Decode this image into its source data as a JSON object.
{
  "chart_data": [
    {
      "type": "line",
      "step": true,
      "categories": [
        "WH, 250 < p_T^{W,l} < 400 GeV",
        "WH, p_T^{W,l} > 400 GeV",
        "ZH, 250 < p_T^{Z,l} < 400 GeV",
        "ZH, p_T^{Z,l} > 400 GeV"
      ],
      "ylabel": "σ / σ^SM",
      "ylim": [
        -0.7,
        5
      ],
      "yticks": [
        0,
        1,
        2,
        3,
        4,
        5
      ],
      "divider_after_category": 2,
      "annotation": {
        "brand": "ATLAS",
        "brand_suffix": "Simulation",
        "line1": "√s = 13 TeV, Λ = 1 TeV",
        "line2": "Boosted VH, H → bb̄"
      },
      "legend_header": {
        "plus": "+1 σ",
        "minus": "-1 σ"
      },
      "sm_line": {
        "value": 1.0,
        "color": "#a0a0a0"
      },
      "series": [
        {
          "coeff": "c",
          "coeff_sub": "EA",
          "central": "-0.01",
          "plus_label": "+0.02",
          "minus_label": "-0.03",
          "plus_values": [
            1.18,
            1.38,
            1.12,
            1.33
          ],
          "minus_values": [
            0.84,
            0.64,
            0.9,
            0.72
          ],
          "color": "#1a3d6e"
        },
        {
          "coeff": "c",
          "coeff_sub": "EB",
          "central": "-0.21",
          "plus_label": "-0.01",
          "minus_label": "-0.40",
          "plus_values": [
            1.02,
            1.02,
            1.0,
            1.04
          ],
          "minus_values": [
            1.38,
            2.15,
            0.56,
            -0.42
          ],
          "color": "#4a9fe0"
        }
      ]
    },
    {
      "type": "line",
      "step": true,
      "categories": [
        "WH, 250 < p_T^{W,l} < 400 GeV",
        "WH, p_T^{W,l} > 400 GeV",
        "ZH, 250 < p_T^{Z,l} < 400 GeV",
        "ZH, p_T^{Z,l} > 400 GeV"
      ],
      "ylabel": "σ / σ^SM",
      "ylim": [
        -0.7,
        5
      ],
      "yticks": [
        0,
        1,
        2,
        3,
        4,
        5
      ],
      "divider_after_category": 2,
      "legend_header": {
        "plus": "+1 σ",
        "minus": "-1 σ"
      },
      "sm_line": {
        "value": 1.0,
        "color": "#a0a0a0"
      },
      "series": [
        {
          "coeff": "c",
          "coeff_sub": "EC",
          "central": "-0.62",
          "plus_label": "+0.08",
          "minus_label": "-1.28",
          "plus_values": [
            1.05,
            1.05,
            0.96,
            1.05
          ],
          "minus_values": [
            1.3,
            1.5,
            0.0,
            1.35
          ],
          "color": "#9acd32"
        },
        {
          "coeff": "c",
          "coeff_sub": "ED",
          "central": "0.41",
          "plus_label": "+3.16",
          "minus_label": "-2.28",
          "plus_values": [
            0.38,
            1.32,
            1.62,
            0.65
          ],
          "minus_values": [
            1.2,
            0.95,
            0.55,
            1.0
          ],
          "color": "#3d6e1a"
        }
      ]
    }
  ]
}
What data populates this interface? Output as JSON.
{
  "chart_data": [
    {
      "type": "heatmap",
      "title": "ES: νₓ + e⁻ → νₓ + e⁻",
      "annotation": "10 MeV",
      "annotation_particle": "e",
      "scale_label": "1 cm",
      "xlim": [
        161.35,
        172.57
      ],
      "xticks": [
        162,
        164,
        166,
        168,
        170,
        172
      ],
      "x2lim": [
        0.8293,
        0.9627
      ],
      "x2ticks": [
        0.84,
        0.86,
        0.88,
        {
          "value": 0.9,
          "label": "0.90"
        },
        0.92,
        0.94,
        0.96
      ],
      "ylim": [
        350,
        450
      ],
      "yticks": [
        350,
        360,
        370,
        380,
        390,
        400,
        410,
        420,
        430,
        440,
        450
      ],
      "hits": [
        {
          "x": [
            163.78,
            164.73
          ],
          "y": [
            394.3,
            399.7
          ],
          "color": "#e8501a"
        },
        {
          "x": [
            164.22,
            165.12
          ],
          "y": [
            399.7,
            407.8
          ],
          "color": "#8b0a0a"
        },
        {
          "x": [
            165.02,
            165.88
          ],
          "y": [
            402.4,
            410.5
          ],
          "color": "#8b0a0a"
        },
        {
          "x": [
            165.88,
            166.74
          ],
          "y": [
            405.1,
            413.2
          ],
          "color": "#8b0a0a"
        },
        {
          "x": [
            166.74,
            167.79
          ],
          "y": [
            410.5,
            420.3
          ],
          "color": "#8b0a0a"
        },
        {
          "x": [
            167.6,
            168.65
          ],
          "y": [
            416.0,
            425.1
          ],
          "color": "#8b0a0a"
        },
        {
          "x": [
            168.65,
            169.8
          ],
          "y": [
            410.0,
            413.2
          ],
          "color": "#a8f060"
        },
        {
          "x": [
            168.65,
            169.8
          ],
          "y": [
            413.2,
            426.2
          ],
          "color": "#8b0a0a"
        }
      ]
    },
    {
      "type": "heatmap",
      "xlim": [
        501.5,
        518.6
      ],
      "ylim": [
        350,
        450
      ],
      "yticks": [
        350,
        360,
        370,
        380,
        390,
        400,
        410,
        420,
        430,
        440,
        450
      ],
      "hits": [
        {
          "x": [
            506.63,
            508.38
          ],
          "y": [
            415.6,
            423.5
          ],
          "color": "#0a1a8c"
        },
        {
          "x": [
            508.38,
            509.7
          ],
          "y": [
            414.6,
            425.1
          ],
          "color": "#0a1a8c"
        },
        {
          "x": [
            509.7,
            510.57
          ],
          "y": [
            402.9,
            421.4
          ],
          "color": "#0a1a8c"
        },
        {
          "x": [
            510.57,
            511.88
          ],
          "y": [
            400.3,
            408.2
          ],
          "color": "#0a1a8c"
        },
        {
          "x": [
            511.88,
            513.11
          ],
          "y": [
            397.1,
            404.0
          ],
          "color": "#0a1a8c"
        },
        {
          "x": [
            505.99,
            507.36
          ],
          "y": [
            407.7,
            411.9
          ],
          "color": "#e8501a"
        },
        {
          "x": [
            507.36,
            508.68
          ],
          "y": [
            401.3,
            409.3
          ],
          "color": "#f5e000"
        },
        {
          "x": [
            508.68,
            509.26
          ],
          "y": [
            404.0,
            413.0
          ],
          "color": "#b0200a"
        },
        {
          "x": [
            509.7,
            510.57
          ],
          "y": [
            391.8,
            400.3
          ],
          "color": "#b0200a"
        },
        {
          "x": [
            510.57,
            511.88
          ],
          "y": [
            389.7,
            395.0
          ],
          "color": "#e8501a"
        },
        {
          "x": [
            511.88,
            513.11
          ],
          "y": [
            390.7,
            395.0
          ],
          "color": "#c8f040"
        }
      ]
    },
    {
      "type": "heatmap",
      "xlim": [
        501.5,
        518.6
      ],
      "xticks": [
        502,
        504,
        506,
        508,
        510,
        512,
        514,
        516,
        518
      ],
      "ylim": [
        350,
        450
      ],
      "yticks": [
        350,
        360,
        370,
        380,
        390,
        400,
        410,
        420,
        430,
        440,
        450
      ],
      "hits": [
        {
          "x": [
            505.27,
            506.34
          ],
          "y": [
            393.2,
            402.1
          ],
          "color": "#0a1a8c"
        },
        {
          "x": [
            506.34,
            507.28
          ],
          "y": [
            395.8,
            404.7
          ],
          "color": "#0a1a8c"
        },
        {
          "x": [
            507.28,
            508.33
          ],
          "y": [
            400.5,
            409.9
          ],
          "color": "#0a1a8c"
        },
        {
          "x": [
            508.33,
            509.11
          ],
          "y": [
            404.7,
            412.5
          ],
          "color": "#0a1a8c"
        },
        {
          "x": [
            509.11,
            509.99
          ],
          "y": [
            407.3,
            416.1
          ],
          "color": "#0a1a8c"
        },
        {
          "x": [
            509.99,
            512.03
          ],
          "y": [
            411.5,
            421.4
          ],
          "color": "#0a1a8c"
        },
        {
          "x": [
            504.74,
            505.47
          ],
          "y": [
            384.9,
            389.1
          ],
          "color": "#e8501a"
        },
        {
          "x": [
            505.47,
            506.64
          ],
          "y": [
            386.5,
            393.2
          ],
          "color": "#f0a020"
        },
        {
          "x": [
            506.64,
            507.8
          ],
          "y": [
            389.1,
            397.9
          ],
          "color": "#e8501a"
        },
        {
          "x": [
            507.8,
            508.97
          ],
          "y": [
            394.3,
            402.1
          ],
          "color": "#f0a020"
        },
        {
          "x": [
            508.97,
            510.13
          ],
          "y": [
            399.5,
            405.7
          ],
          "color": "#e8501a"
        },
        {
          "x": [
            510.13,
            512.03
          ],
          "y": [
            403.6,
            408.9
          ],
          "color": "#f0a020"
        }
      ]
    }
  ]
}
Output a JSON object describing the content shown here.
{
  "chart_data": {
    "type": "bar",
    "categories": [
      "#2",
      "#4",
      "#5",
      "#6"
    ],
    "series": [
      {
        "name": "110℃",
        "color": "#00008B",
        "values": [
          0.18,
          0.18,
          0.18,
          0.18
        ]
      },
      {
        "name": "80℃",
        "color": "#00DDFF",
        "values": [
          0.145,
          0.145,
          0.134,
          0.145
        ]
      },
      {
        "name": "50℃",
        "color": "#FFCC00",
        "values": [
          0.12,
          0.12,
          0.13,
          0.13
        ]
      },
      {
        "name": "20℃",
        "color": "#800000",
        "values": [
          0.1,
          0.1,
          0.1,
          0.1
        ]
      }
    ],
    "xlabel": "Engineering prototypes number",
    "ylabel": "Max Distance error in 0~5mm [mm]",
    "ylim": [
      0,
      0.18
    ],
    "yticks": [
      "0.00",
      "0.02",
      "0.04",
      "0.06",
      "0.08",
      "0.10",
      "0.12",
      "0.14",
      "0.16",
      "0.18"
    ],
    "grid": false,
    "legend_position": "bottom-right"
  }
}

◆ ◆ ◆

What to produce
Determine how many lines in the listing above hold the word "this", answering with the number only.

Answer in full
2